Data provided:
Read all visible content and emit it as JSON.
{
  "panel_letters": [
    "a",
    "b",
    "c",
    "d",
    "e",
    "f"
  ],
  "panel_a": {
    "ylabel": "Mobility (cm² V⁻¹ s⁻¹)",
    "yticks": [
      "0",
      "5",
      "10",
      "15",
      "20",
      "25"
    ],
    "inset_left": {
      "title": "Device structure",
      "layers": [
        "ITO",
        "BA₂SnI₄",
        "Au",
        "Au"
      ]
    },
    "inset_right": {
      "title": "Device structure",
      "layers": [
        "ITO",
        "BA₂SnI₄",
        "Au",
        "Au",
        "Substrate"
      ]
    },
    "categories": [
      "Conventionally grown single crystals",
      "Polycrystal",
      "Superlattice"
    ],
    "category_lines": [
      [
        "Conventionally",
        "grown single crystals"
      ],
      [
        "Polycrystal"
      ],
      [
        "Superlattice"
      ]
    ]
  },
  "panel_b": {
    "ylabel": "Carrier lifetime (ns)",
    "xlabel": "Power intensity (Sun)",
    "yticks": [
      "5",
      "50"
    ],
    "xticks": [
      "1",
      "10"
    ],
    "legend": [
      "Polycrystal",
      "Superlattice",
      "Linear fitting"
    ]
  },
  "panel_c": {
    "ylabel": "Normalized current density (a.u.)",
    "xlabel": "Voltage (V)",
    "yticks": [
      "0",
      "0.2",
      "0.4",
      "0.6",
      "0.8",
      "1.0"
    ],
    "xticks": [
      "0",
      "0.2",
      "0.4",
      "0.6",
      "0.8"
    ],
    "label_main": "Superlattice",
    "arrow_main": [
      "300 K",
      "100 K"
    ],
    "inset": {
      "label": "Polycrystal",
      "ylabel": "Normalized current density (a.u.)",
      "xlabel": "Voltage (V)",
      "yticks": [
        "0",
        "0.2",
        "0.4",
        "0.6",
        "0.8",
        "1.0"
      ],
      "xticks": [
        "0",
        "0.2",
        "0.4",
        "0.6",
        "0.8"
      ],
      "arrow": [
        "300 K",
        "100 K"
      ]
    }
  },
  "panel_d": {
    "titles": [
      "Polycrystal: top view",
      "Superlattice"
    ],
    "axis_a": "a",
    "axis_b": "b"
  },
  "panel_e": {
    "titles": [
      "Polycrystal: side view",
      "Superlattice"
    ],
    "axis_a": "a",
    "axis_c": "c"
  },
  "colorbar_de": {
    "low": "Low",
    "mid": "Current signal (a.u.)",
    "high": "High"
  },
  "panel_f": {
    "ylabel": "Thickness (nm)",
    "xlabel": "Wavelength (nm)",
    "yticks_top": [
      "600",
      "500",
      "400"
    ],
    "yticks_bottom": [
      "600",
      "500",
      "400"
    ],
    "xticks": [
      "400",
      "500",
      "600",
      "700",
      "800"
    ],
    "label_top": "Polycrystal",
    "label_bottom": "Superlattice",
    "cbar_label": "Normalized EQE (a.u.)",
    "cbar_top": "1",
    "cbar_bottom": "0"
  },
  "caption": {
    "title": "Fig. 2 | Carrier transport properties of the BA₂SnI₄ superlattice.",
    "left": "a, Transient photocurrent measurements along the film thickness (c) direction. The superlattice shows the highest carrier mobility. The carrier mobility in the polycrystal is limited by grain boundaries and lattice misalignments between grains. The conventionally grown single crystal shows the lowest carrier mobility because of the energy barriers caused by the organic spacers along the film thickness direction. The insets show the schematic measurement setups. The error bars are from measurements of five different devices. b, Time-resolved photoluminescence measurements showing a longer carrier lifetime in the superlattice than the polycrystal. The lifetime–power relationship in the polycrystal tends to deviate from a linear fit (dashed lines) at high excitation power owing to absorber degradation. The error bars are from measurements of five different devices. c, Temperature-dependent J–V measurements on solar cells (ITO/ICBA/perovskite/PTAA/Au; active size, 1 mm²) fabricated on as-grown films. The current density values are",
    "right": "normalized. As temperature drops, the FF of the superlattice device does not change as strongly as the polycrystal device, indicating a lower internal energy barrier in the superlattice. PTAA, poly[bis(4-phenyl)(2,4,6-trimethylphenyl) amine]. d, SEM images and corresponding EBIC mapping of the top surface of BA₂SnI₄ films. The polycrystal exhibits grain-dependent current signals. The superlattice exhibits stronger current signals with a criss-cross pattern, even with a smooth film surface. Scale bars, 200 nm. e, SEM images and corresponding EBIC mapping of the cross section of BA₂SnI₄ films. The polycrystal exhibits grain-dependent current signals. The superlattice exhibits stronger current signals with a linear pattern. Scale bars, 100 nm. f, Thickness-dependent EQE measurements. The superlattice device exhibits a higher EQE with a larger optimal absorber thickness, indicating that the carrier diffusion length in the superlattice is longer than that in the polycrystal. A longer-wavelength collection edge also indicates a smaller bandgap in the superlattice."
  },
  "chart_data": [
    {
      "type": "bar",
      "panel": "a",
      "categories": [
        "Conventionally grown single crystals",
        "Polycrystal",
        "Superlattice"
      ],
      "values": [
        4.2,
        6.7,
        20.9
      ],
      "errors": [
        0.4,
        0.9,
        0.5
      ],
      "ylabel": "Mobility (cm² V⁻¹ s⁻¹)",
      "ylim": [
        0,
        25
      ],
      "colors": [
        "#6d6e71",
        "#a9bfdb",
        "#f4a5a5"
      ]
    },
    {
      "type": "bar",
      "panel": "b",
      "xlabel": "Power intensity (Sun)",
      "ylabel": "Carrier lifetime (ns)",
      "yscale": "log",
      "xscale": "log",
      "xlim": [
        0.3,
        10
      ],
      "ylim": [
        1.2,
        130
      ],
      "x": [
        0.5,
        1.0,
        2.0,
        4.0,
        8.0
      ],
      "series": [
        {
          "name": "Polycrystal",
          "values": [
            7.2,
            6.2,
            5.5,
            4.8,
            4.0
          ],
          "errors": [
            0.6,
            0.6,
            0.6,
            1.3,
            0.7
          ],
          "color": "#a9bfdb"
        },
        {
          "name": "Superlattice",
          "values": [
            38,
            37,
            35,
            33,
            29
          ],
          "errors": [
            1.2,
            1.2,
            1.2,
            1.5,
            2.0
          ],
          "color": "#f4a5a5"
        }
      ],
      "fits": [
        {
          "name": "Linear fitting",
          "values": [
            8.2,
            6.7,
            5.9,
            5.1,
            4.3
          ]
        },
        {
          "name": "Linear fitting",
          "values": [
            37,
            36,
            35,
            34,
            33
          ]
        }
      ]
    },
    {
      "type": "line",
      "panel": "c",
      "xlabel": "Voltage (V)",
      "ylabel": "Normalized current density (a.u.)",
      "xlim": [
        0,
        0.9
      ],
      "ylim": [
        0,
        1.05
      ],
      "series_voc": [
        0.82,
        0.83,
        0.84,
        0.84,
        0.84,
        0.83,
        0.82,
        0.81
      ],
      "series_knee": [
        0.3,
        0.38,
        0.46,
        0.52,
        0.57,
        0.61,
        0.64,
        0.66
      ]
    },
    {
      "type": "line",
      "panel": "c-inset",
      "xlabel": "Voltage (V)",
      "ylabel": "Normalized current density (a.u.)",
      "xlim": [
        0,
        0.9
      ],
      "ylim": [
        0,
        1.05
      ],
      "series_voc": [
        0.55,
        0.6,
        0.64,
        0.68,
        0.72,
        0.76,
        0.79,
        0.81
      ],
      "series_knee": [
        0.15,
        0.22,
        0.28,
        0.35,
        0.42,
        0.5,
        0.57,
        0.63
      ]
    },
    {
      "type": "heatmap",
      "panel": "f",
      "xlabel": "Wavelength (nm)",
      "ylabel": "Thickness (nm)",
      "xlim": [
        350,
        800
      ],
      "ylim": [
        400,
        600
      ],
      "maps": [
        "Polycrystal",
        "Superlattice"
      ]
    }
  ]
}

---

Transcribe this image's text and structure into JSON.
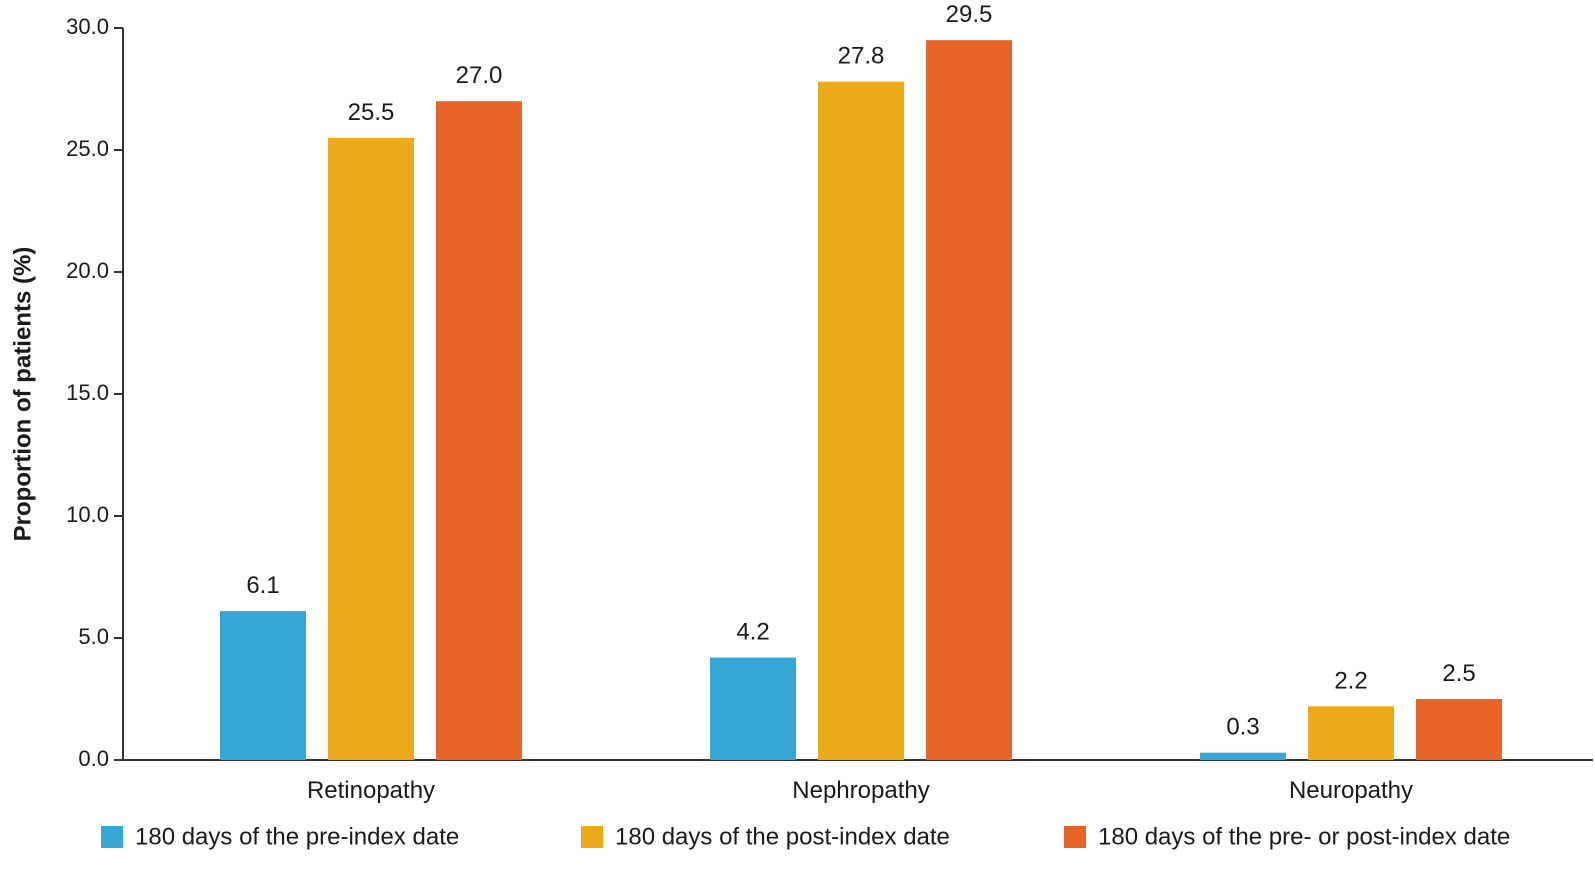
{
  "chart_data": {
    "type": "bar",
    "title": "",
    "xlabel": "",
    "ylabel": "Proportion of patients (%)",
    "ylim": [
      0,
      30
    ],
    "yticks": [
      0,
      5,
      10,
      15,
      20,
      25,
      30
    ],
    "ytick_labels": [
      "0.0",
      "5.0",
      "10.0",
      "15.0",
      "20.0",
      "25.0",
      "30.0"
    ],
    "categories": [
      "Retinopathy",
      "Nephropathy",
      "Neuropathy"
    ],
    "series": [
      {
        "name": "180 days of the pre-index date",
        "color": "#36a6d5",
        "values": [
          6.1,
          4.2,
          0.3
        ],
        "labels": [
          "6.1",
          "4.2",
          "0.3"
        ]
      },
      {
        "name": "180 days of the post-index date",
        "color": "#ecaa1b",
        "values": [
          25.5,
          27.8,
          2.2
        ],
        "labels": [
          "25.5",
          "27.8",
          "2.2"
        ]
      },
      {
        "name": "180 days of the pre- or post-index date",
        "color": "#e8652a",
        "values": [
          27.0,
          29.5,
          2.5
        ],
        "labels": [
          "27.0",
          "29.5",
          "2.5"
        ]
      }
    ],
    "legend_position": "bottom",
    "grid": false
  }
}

What to produce:
A single figure is required: the number of lines in the entries that hold the string "post".

Answer area:
2